### What you should do
Copy all lines below exactly as written. Leave pictures out.
* begin Supplied material *
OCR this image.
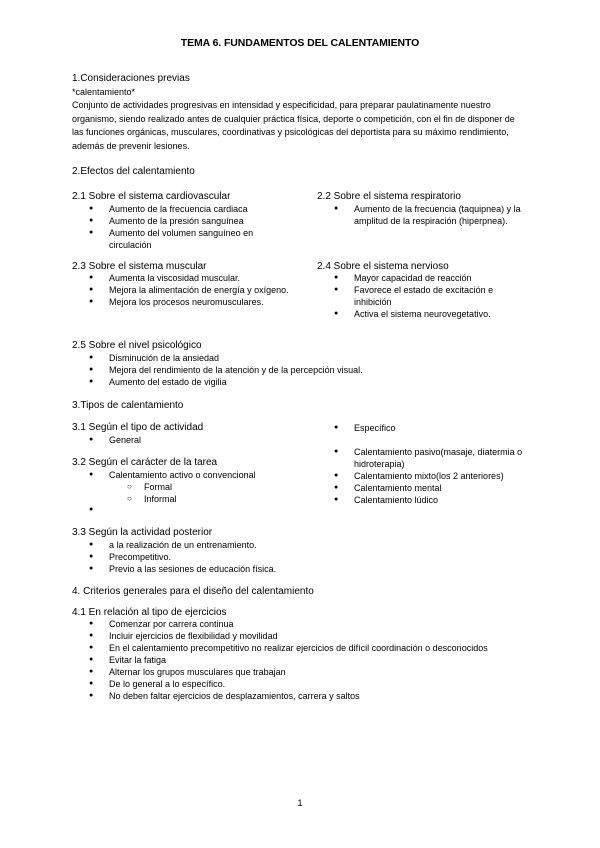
TEMA 6. FUNDAMENTOS DEL CALENTAMIENTO
1.Consideraciones previas
*calentamiento*
Conjunto de actividades progresivas en intensidad y especificidad, para preparar paulatinamente nuestro organismo, siendo realizado antes de cualquier práctica física, deporte o competición, con el fin de disponer de las funciones orgánicas, musculares, coordinativas y psicológicas del deportista para su máximo rendimiento, además de prevenir lesiones.
2.Efectos del calentamiento
2.1 Sobre el sistema cardiovascular
● Aumento de la frecuencia cardiaca
● Aumento de la presión sanguínea
● Aumento del volumen sanguíneo en circulación
2.2 Sobre el sistema respiratorio
● Aumento de la frecuencia (taquipnea) y la amplitud de la respiración (hiperpnea).
2.3 Sobre el sistema muscular
● Aumenta la viscosidad muscular.
● Mejora la alimentación de energía y oxígeno.
● Mejora los procesos neuromusculares.
2.4 Sobre el sistema nervioso
● Mayor capacidad de reacción
● Favorece el estado de excitación e inhibición
● Activa el sistema neurovegetativo.
2.5 Sobre el nivel psicológico
● Disminución de la ansiedad
● Mejora del rendimiento de la atención y de la percepción visual.
● Aumento del estado de vigilia
3.Tipos de calentamiento
3.1 Según el tipo de actividad
● General
● Específico
3.2 Según el carácter de la tarea
● Calentamiento activo o convencional
○ Formal
○ Informal
●
● Calentamiento pasivo(masaje, diatermia o hidroterapia)
● Calentamiento mixto(los 2 anteriores)
● Calentamiento mental
● Calentamiento lúdico
3.3 Según la actividad posterior
● a la realización de un entrenamiento.
● Precompetitivo.
● Previo a las sesiones de educación física.
4. Criterios generales para el diseño del calentamiento
4.1 En relación al tipo de ejercicios
● Comenzar por carrera continua
● Incluir ejercicios de flexibilidad y movilidad
● En el calentamiento precompetitivo no realizar ejercicios de difícil coordinación o desconocidos
● Evitar la fatiga
● Alternar los grupos musculares que trabajan
● De lo general a lo específico.
● No deben faltar ejercicios de desplazamientos, carrera y saltos
1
* end Supplied material *
### Exercise response
OCR this image.
TEMA 6. FUNDAMENTOS DEL CALENTAMIENTO
1.Consideraciones previas
*calentamiento*
Conjunto de actividades progresivas en intensidad y especificidad, para preparar paulatinamente nuestro organismo, siendo realizado antes de cualquier práctica física, deporte o competición, con el fin de disponer de las funciones orgánicas, musculares, coordinativas y psicológicas del deportista para su máximo rendimiento, además de prevenir lesiones.
2.Efectos del calentamiento
2.1 Sobre el sistema cardiovascular
● Aumento de la frecuencia cardiaca
● Aumento de la presión sanguínea
● Aumento del volumen sanguíneo en circulación
2.2 Sobre el sistema respiratorio
● Aumento de la frecuencia (taquipnea) y la amplitud de la respiración (hiperpnea).
2.3 Sobre el sistema muscular
● Aumenta la viscosidad muscular.
● Mejora la alimentación de energía y oxígeno.
● Mejora los procesos neuromusculares.
2.4 Sobre el sistema nervioso
● Mayor capacidad de reacción
● Favorece el estado de excitación e inhibición
● Activa el sistema neurovegetativo.
2.5 Sobre el nivel psicológico
● Disminución de la ansiedad
● Mejora del rendimiento de la atención y de la percepción visual.
● Aumento del estado de vigilia
3.Tipos de calentamiento
3.1 Según el tipo de actividad
● General
● Específico
3.2 Según el carácter de la tarea
● Calentamiento activo o convencional
○ Formal
○ Informal
●
● Calentamiento pasivo(masaje, diatermia o hidroterapia)
● Calentamiento mixto(los 2 anteriores)
● Calentamiento mental
● Calentamiento lúdico
3.3 Según la actividad posterior
● a la realización de un entrenamiento.
● Precompetitivo.
● Previo a las sesiones de educación física.
4. Criterios generales para el diseño del calentamiento
4.1 En relación al tipo de ejercicios
● Comenzar por carrera continua
● Incluir ejercicios de flexibilidad y movilidad
● En el calentamiento precompetitivo no realizar ejercicios de difícil coordinación o desconocidos
● Evitar la fatiga
● Alternar los grupos musculares que trabajan
● De lo general a lo específico.
● No deben faltar ejercicios de desplazamientos, carrera y saltos
1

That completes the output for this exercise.